## Given instruction
Show each line that has the string "lorsque" in it.

## Dataset records
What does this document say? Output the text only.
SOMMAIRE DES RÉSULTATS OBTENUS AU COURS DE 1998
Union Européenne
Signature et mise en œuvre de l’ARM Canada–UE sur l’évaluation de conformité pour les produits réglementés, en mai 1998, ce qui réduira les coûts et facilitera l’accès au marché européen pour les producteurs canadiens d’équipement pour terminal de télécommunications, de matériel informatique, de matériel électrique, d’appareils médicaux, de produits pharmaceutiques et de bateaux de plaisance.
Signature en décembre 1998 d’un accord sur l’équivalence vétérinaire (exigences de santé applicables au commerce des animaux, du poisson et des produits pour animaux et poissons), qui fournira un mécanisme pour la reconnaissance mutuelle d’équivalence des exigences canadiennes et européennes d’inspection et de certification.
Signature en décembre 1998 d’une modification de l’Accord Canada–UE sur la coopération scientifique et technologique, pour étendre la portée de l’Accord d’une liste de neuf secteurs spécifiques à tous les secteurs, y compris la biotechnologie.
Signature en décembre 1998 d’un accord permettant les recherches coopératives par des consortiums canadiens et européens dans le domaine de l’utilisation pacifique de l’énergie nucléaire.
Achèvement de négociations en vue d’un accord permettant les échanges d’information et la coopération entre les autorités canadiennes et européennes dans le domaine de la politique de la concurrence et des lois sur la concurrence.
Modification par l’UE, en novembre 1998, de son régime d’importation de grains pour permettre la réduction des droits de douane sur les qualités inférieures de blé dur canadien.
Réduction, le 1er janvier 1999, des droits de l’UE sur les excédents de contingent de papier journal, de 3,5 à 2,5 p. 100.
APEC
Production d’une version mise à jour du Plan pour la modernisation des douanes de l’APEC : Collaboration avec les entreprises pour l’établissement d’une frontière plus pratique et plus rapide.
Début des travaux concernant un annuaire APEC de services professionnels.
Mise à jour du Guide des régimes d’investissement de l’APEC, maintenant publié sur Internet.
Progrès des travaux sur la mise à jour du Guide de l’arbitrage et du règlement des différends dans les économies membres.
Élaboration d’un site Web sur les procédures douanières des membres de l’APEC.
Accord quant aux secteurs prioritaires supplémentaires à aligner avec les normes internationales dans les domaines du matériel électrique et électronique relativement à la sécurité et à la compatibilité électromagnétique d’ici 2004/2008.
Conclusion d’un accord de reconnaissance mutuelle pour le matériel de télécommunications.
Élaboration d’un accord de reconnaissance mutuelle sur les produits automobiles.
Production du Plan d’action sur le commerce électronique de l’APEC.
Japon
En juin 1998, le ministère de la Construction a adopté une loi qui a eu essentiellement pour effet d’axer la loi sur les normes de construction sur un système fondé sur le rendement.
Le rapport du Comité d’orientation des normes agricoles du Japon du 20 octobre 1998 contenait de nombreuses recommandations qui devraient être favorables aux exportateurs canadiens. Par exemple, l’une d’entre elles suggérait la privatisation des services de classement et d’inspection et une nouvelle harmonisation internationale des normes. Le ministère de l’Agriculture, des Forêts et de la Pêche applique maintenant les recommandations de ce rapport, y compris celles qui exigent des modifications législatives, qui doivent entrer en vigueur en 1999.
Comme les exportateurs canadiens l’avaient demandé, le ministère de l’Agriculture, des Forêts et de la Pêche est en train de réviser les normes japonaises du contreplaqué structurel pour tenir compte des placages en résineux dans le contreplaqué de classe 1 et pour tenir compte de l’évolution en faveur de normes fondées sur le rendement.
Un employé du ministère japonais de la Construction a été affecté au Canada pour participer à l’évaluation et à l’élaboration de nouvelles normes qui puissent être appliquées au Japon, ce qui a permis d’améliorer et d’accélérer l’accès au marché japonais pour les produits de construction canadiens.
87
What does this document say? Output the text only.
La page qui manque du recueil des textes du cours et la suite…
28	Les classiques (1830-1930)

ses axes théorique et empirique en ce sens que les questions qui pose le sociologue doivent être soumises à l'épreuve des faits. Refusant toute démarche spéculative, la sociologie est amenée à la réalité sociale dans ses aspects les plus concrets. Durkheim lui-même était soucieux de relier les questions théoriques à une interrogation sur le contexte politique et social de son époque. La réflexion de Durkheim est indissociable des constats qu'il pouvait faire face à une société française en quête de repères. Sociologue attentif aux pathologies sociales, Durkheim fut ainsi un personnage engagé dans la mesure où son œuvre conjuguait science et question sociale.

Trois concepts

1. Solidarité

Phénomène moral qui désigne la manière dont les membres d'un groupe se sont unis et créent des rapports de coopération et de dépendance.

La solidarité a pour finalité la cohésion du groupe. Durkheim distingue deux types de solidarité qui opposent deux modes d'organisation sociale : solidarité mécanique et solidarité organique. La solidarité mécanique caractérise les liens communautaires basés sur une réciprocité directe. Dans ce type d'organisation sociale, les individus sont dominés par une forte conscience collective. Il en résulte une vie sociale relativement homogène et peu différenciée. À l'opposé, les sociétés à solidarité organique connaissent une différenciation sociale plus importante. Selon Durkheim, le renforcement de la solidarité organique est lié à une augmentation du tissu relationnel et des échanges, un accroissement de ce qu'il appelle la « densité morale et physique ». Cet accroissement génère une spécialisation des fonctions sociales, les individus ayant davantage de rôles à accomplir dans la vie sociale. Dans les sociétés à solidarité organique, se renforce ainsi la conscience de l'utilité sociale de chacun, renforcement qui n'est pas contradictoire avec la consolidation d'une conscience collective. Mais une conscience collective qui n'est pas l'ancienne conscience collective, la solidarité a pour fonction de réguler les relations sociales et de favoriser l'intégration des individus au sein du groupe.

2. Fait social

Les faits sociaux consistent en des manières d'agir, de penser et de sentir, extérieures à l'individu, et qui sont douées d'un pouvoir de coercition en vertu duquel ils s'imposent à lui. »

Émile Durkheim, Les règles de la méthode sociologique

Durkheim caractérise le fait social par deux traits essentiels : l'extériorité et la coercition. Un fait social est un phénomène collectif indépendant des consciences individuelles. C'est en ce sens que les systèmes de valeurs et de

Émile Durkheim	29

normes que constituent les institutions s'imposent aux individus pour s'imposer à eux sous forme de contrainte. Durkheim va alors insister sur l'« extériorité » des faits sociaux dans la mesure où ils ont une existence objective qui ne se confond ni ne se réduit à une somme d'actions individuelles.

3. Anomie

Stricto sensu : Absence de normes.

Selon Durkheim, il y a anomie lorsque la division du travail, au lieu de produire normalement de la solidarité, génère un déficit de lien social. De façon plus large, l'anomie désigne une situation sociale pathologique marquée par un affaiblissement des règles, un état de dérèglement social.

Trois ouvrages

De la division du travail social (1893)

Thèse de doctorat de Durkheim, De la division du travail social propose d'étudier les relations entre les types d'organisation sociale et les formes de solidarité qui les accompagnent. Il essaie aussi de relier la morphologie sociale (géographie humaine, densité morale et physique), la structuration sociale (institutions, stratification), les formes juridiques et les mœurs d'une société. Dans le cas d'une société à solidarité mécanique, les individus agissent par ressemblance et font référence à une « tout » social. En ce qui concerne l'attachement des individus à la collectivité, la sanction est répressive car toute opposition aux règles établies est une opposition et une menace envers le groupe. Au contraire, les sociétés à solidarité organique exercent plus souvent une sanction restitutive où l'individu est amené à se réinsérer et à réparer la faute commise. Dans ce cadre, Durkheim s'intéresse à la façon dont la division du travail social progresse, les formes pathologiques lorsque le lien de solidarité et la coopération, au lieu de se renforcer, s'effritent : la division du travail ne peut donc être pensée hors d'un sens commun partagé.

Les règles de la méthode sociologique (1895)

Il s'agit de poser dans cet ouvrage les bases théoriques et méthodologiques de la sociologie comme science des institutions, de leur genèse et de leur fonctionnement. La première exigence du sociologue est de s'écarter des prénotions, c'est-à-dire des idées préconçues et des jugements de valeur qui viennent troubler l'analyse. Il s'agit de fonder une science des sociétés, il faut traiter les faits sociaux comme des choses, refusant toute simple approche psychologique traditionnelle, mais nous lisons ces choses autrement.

## Answer below
Selon Durkheim, il y a anomie lorsque la division du travail, au lieu de produire normalement de la solidarité, génère un déficit de lien social. De façon plus large, l'anomie désigne une situation sociale pathologique marquée par un affaiblissement des règles, un état de dérèglement social.
Thèse de doctorat de Durkheim, De la division du travail social propose d'étudier les relations entre les types d'organisation sociale et les formes de solidarité qui les accompagnent. Il essaie aussi de relier la morphologie sociale (géographie humaine, densité morale et physique), la structuration sociale (institutions, stratification), les formes juridiques et les mœurs d'une société. Dans le cas d'une société à solidarité mécanique, les individus agissent par ressemblance et font référence à une « tout » social. En ce qui concerne l'attachement des individus à la collectivité, la sanction est répressive car toute opposition aux règles établies est une opposition et une menace envers le groupe. Au contraire, les sociétés à solidarité organique exercent plus souvent une sanction restitutive où l'individu est amené à se réinsérer et à réparer la faute commise. Dans ce cadre, Durkheim s'intéresse à la façon dont la division du travail social progresse, les formes pathologiques lorsque le lien de solidarité et la coopération, au lieu de se renforcer, s'effritent : la division du travail ne peut donc être pensée hors d'un sens commun partagé.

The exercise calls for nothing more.